Directions:
The entries need to be copied exactly.

A block of data
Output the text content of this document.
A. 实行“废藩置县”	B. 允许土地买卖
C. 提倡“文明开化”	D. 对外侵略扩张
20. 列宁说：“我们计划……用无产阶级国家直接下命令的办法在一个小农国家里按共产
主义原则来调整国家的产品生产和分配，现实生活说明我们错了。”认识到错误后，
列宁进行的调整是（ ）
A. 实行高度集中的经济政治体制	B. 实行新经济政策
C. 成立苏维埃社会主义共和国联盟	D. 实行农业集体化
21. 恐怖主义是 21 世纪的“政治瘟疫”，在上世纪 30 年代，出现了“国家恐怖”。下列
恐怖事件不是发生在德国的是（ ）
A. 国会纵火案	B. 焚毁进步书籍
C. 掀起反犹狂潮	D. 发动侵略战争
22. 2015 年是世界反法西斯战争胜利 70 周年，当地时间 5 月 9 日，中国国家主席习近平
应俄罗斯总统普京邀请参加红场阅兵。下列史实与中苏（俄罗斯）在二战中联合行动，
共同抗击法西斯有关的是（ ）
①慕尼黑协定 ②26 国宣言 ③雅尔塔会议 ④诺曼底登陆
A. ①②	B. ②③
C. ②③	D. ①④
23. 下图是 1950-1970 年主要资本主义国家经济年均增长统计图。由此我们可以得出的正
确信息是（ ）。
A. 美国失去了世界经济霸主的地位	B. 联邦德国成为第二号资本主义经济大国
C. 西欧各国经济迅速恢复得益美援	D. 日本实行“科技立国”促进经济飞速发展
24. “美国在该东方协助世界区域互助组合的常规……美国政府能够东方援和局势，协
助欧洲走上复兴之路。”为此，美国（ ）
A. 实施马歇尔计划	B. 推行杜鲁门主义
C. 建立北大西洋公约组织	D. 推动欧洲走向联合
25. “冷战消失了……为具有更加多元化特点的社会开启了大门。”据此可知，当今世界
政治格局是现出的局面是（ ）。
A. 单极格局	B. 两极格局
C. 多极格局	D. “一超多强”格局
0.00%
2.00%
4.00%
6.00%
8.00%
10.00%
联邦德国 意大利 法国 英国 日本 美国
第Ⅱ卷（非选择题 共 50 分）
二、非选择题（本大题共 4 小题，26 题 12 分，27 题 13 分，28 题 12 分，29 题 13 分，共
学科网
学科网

In response:
Output the text content of this document.
A. 实行“废藩置县”	B. 允许土地买卖
C. 提倡“文明开化”	D. 对外侵略扩张
20. 列宁说：“我们计划……用无产阶级国家直接下命令的办法在一个小农国家里按共产
主义原则来调整国家的产品生产和分配，现实生活说明我们错了。”认识到错误后，
列宁进行的调整是（ ）
A. 实行高度集中的经济政治体制	B. 实行新经济政策
C. 成立苏维埃社会主义共和国联盟	D. 实行农业集体化
21. 恐怖主义是 21 世纪的“政治瘟疫”，在上世纪 30 年代，出现了“国家恐怖”。下列
恐怖事件不是发生在德国的是（ ）
A. 国会纵火案	B. 焚毁进步书籍
C. 掀起反犹狂潮	D. 发动侵略战争
22. 2015 年是世界反法西斯战争胜利 70 周年，当地时间 5 月 9 日，中国国家主席习近平
应俄罗斯总统普京邀请参加红场阅兵。下列史实与中苏（俄罗斯）在二战中联合行动，
共同抗击法西斯有关的是（ ）
①慕尼黑协定 ②26 国宣言 ③雅尔塔会议 ④诺曼底登陆
A. ①②	B. ②③
C. ②③	D. ①④
23. 下图是 1950-1970 年主要资本主义国家经济年均增长统计图。由此我们可以得出的正
确信息是（ ）。
A. 美国失去了世界经济霸主的地位	B. 联邦德国成为第二号资本主义经济大国
C. 西欧各国经济迅速恢复得益美援	D. 日本实行“科技立国”促进经济飞速发展
24. “美国在该东方协助世界区域互助组合的常规……美国政府能够东方援和局势，协
助欧洲走上复兴之路。”为此，美国（ ）
A. 实施马歇尔计划	B. 推行杜鲁门主义
C. 建立北大西洋公约组织	D. 推动欧洲走向联合
25. “冷战消失了……为具有更加多元化特点的社会开启了大门。”据此可知，当今世界
政治格局是现出的局面是（ ）。
A. 单极格局	B. 两极格局
C. 多极格局	D. “一超多强”格局
0.00%
2.00%
4.00%
6.00%
8.00%
10.00%
联邦德国 意大利 法国 英国 日本 美国
第Ⅱ卷（非选择题 共 50 分）
二、非选择题（本大题共 4 小题，26 题 12 分，27 题 13 分，28 题 12 分，29 题 13 分，共
学科网
学科网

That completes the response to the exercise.